## Requirement
Word for word and without images, transcribe all of the records.

## The records
####

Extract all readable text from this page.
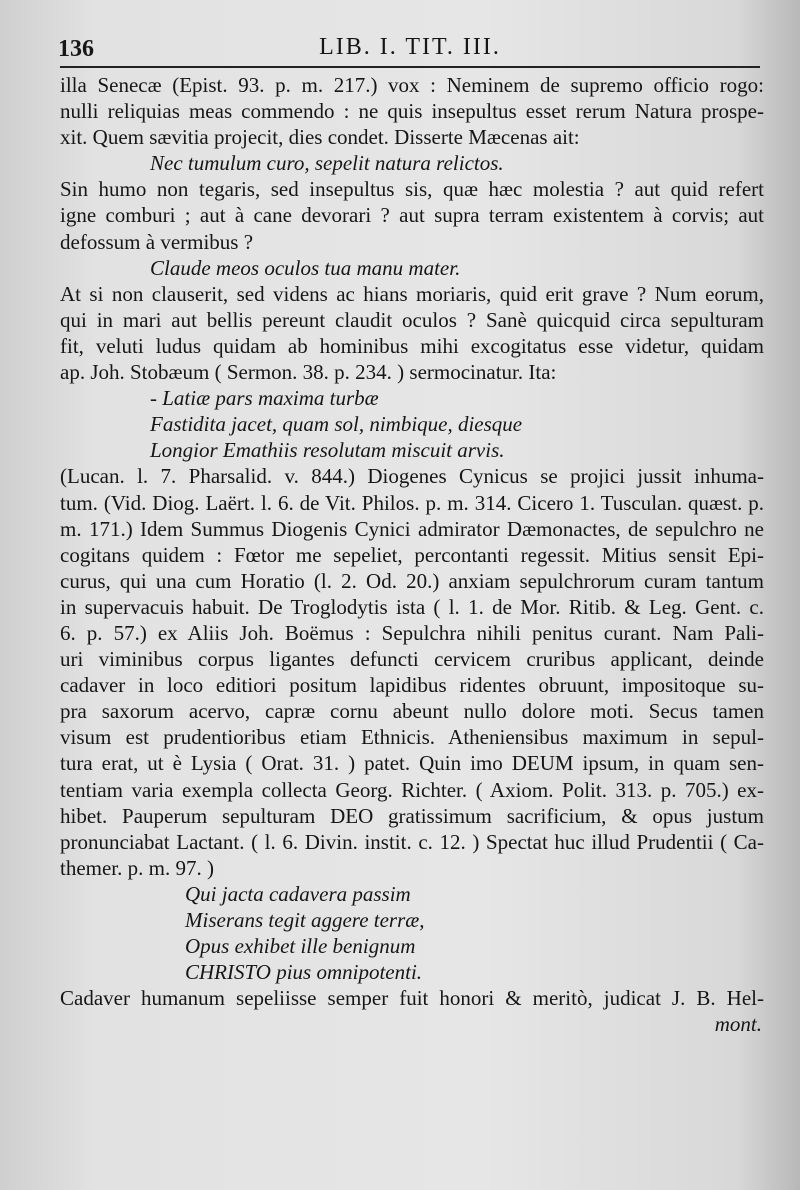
136	LIB. I. TIT. III.
illa Senecæ (Epist. 93. p. m. 217.) vox : Neminem de supremo officio rogo:
nulli reliquias meas commendo : ne quis insepultus esset rerum Natura prospe-
xit. Quem sævitia projecit, dies condet. Disserte Mæcenas ait:
Nec tumulum curo, sepelit natura relictos.
Sin humo non tegaris, sed insepultus sis, quæ hæc molestia ? aut quid refert
igne comburi ; aut à cane devorari ? aut supra terram existentem à corvis; aut
defossum à vermibus ?
Claude meos oculos tua manu mater.
At si non clauserit, sed videns ac hians moriaris, quid erit grave ? Num eorum,
qui in mari aut bellis pereunt claudit oculos ? Sanè quicquid circa sepulturam
fit, veluti ludus quidam ab hominibus mihi excogitatus esse videtur, quidam
ap. Joh. Stobæum ( Sermon. 38. p. 234. ) sermocinatur. Ita:
- Latiæ pars maxima turbæ
Fastidita jacet, quam sol, nimbique, diesque
Longior Emathiis resolutam miscuit arvis.
(Lucan. l. 7. Pharsalid. v. 844.) Diogenes Cynicus se projici jussit inhuma-
tum. (Vid. Diog. Laërt. l. 6. de Vit. Philos. p. m. 314. Cicero 1. Tusculan. quæst. p.
m. 171.) Idem Summus Diogenis Cynici admirator Dæmonactes, de sepulchro ne
cogitans quidem : Fœtor me sepeliet, percontanti regessit. Mitius sensit Epi-
curus, qui una cum Horatio (l. 2. Od. 20.) anxiam sepulchrorum curam tantum
in supervacuis habuit. De Troglodytis ista ( l. 1. de Mor. Ritib. & Leg. Gent. c.
6. p. 57.) ex Aliis Joh. Boëmus : Sepulchra nihili penitus curant. Nam Pali-
uri viminibus corpus ligantes defuncti cervicem cruribus applicant, deinde
cadaver in loco editiori positum lapidibus ridentes obruunt, impositoque su-
pra saxorum acervo, capræ cornu abeunt nullo dolore moti. Secus tamen
visum est prudentioribus etiam Ethnicis. Atheniensibus maximum in sepul-
tura erat, ut è Lysia ( Orat. 31. ) patet. Quin imo DEUM ipsum, in quam sen-
tentiam varia exempla collecta Georg. Richter. ( Axiom. Polit. 313. p. 705.) ex-
hibet. Pauperum sepulturam DEO gratissimum sacrificium, & opus justum
pronunciabat Lactant. ( l. 6. Divin. instit. c. 12. ) Spectat huc illud Prudentii ( Ca-
themer. p. m. 97. )
Qui jacta cadavera passim
Miserans tegit aggere terræ,
Opus exhibet ille benignum
CHRISTO pius omnipotenti.
Cadaver humanum sepeliisse semper fuit honori & meritò, judicat J. B. Hel-
mont.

####

## Your response
Extract all readable text from this page.
136	LIB. I. TIT. III.
illa Senecæ (Epist. 93. p. m. 217.) vox : Neminem de supremo officio rogo:
nulli reliquias meas commendo : ne quis insepultus esset rerum Natura prospe-
xit. Quem sævitia projecit, dies condet. Disserte Mæcenas ait:
Nec tumulum curo, sepelit natura relictos.
Sin humo non tegaris, sed insepultus sis, quæ hæc molestia ? aut quid refert
igne comburi ; aut à cane devorari ? aut supra terram existentem à corvis; aut
defossum à vermibus ?
Claude meos oculos tua manu mater.
At si non clauserit, sed videns ac hians moriaris, quid erit grave ? Num eorum,
qui in mari aut bellis pereunt claudit oculos ? Sanè quicquid circa sepulturam
fit, veluti ludus quidam ab hominibus mihi excogitatus esse videtur, quidam
ap. Joh. Stobæum ( Sermon. 38. p. 234. ) sermocinatur. Ita:
- Latiæ pars maxima turbæ
Fastidita jacet, quam sol, nimbique, diesque
Longior Emathiis resolutam miscuit arvis.
(Lucan. l. 7. Pharsalid. v. 844.) Diogenes Cynicus se projici jussit inhuma-
tum. (Vid. Diog. Laërt. l. 6. de Vit. Philos. p. m. 314. Cicero 1. Tusculan. quæst. p.
m. 171.) Idem Summus Diogenis Cynici admirator Dæmonactes, de sepulchro ne
cogitans quidem : Fœtor me sepeliet, percontanti regessit. Mitius sensit Epi-
curus, qui una cum Horatio (l. 2. Od. 20.) anxiam sepulchrorum curam tantum
in supervacuis habuit. De Troglodytis ista ( l. 1. de Mor. Ritib. & Leg. Gent. c.
6. p. 57.) ex Aliis Joh. Boëmus : Sepulchra nihili penitus curant. Nam Pali-
uri viminibus corpus ligantes defuncti cervicem cruribus applicant, deinde
cadaver in loco editiori positum lapidibus ridentes obruunt, impositoque su-
pra saxorum acervo, capræ cornu abeunt nullo dolore moti. Secus tamen
visum est prudentioribus etiam Ethnicis. Atheniensibus maximum in sepul-
tura erat, ut è Lysia ( Orat. 31. ) patet. Quin imo DEUM ipsum, in quam sen-
tentiam varia exempla collecta Georg. Richter. ( Axiom. Polit. 313. p. 705.) ex-
hibet. Pauperum sepulturam DEO gratissimum sacrificium, & opus justum
pronunciabat Lactant. ( l. 6. Divin. instit. c. 12. ) Spectat huc illud Prudentii ( Ca-
themer. p. m. 97. )
Qui jacta cadavera passim
Miserans tegit aggere terræ,
Opus exhibet ille benignum
CHRISTO pius omnipotenti.
Cadaver humanum sepeliisse semper fuit honori & meritò, judicat J. B. Hel-
mont.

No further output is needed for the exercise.